Saved entries:
^^^^^^^^

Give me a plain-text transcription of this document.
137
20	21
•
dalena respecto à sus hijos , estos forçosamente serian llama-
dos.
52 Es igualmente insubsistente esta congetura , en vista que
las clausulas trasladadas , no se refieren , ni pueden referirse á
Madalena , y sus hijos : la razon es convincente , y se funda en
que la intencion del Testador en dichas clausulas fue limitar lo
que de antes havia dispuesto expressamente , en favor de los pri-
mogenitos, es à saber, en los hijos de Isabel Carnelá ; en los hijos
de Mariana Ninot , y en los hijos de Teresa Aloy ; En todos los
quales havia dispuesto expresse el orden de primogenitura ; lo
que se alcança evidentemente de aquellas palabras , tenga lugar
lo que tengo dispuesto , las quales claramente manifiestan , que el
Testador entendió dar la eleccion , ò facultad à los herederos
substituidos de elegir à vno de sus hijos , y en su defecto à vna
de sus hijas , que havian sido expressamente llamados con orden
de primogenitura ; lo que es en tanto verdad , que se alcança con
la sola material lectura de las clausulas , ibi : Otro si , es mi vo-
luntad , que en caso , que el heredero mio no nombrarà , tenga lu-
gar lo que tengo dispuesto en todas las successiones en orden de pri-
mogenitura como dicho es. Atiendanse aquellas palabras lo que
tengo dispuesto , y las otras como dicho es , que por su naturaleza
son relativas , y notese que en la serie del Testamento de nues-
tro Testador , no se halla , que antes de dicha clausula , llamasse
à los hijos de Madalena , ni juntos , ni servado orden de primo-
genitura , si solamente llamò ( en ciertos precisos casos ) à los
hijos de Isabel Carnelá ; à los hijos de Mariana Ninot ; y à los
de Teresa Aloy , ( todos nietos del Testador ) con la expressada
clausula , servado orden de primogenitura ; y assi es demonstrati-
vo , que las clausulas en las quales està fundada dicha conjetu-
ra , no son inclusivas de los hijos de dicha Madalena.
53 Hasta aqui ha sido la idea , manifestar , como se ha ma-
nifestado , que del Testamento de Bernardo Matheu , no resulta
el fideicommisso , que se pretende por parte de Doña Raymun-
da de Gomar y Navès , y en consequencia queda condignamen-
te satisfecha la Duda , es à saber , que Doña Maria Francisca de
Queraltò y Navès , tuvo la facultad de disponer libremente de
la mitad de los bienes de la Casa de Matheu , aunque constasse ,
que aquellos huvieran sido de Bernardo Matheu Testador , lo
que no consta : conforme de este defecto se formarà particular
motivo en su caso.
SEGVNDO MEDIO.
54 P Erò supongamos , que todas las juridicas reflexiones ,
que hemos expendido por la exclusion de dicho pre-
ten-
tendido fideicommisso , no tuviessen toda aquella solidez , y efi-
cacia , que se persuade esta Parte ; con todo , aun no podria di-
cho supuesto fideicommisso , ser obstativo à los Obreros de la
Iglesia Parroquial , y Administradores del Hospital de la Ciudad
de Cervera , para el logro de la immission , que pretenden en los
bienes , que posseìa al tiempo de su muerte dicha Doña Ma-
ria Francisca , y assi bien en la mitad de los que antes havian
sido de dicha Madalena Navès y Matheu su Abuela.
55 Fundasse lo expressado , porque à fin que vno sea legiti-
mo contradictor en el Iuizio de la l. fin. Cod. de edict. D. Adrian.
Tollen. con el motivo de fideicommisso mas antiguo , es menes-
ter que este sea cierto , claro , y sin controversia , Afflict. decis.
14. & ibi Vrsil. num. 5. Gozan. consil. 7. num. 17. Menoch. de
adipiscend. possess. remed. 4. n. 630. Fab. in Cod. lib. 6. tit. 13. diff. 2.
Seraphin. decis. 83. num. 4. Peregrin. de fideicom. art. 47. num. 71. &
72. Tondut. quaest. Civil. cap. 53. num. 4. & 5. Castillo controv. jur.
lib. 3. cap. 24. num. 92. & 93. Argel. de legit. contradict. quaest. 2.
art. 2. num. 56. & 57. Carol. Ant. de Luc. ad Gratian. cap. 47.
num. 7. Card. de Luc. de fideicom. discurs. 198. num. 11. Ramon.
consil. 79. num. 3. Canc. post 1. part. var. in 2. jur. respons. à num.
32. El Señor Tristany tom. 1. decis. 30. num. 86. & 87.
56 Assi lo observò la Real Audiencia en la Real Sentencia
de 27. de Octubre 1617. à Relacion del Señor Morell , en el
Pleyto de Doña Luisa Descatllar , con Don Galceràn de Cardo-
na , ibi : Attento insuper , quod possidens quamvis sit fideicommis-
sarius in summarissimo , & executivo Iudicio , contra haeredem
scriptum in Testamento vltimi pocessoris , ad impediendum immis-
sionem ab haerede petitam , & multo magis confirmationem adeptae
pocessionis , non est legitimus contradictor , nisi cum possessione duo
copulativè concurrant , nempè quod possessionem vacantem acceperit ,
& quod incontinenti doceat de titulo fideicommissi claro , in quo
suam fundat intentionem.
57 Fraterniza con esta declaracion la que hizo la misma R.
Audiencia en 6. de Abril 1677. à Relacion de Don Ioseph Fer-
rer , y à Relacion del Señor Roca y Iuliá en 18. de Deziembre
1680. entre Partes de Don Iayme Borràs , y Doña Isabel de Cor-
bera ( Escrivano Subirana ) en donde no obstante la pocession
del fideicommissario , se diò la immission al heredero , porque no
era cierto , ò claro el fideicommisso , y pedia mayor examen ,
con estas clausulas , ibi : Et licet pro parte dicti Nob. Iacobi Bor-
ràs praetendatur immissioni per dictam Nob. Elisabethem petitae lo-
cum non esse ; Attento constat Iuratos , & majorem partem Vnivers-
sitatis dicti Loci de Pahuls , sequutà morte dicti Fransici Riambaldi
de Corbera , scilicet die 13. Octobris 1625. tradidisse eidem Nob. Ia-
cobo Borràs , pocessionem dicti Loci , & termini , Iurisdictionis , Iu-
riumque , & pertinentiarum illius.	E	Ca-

^^^^^^^^

Your goal: Copy all the lines, exactly.

Task output:
Give me a plain-text transcription of this document.
137
20	21
•
dalena respecto à sus hijos , estos forçosamente serian llama-
dos.
52 Es igualmente insubsistente esta congetura , en vista que
las clausulas trasladadas , no se refieren , ni pueden referirse á
Madalena , y sus hijos : la razon es convincente , y se funda en
que la intencion del Testador en dichas clausulas fue limitar lo
que de antes havia dispuesto expressamente , en favor de los pri-
mogenitos, es à saber, en los hijos de Isabel Carnelá ; en los hijos
de Mariana Ninot , y en los hijos de Teresa Aloy ; En todos los
quales havia dispuesto expresse el orden de primogenitura ; lo
que se alcança evidentemente de aquellas palabras , tenga lugar
lo que tengo dispuesto , las quales claramente manifiestan , que el
Testador entendió dar la eleccion , ò facultad à los herederos
substituidos de elegir à vno de sus hijos , y en su defecto à vna
de sus hijas , que havian sido expressamente llamados con orden
de primogenitura ; lo que es en tanto verdad , que se alcança con
la sola material lectura de las clausulas , ibi : Otro si , es mi vo-
luntad , que en caso , que el heredero mio no nombrarà , tenga lu-
gar lo que tengo dispuesto en todas las successiones en orden de pri-
mogenitura como dicho es. Atiendanse aquellas palabras lo que
tengo dispuesto , y las otras como dicho es , que por su naturaleza
son relativas , y notese que en la serie del Testamento de nues-
tro Testador , no se halla , que antes de dicha clausula , llamasse
à los hijos de Madalena , ni juntos , ni servado orden de primo-
genitura , si solamente llamò ( en ciertos precisos casos ) à los
hijos de Isabel Carnelá ; à los hijos de Mariana Ninot ; y à los
de Teresa Aloy , ( todos nietos del Testador ) con la expressada
clausula , servado orden de primogenitura ; y assi es demonstrati-
vo , que las clausulas en las quales està fundada dicha conjetu-
ra , no son inclusivas de los hijos de dicha Madalena.
53 Hasta aqui ha sido la idea , manifestar , como se ha ma-
nifestado , que del Testamento de Bernardo Matheu , no resulta
el fideicommisso , que se pretende por parte de Doña Raymun-
da de Gomar y Navès , y en consequencia queda condignamen-
te satisfecha la Duda , es à saber , que Doña Maria Francisca de
Queraltò y Navès , tuvo la facultad de disponer libremente de
la mitad de los bienes de la Casa de Matheu , aunque constasse ,
que aquellos huvieran sido de Bernardo Matheu Testador , lo
que no consta : conforme de este defecto se formarà particular
motivo en su caso.
SEGVNDO MEDIO.
54 P Erò supongamos , que todas las juridicas reflexiones ,
que hemos expendido por la exclusion de dicho pre-
ten-
tendido fideicommisso , no tuviessen toda aquella solidez , y efi-
cacia , que se persuade esta Parte ; con todo , aun no podria di-
cho supuesto fideicommisso , ser obstativo à los Obreros de la
Iglesia Parroquial , y Administradores del Hospital de la Ciudad
de Cervera , para el logro de la immission , que pretenden en los
bienes , que posseìa al tiempo de su muerte dicha Doña Ma-
ria Francisca , y assi bien en la mitad de los que antes havian
sido de dicha Madalena Navès y Matheu su Abuela.
55 Fundasse lo expressado , porque à fin que vno sea legiti-
mo contradictor en el Iuizio de la l. fin. Cod. de edict. D. Adrian.
Tollen. con el motivo de fideicommisso mas antiguo , es menes-
ter que este sea cierto , claro , y sin controversia , Afflict. decis.
14. & ibi Vrsil. num. 5. Gozan. consil. 7. num. 17. Menoch. de
adipiscend. possess. remed. 4. n. 630. Fab. in Cod. lib. 6. tit. 13. diff. 2.
Seraphin. decis. 83. num. 4. Peregrin. de fideicom. art. 47. num. 71. &
72. Tondut. quaest. Civil. cap. 53. num. 4. & 5. Castillo controv. jur.
lib. 3. cap. 24. num. 92. & 93. Argel. de legit. contradict. quaest. 2.
art. 2. num. 56. & 57. Carol. Ant. de Luc. ad Gratian. cap. 47.
num. 7. Card. de Luc. de fideicom. discurs. 198. num. 11. Ramon.
consil. 79. num. 3. Canc. post 1. part. var. in 2. jur. respons. à num.
32. El Señor Tristany tom. 1. decis. 30. num. 86. & 87.
56 Assi lo observò la Real Audiencia en la Real Sentencia
de 27. de Octubre 1617. à Relacion del Señor Morell , en el
Pleyto de Doña Luisa Descatllar , con Don Galceràn de Cardo-
na , ibi : Attento insuper , quod possidens quamvis sit fideicommis-
sarius in summarissimo , & executivo Iudicio , contra haeredem
scriptum in Testamento vltimi pocessoris , ad impediendum immis-
sionem ab haerede petitam , & multo magis confirmationem adeptae
pocessionis , non est legitimus contradictor , nisi cum possessione duo
copulativè concurrant , nempè quod possessionem vacantem acceperit ,
& quod incontinenti doceat de titulo fideicommissi claro , in quo
suam fundat intentionem.
57 Fraterniza con esta declaracion la que hizo la misma R.
Audiencia en 6. de Abril 1677. à Relacion de Don Ioseph Fer-
rer , y à Relacion del Señor Roca y Iuliá en 18. de Deziembre
1680. entre Partes de Don Iayme Borràs , y Doña Isabel de Cor-
bera ( Escrivano Subirana ) en donde no obstante la pocession
del fideicommissario , se diò la immission al heredero , porque no
era cierto , ò claro el fideicommisso , y pedia mayor examen ,
con estas clausulas , ibi : Et licet pro parte dicti Nob. Iacobi Bor-
ràs praetendatur immissioni per dictam Nob. Elisabethem petitae lo-
cum non esse ; Attento constat Iuratos , & majorem partem Vnivers-
sitatis dicti Loci de Pahuls , sequutà morte dicti Fransici Riambaldi
de Corbera , scilicet die 13. Octobris 1625. tradidisse eidem Nob. Ia-
cobo Borràs , pocessionem dicti Loci , & termini , Iurisdictionis , Iu-
riumque , & pertinentiarum illius.	E	Ca-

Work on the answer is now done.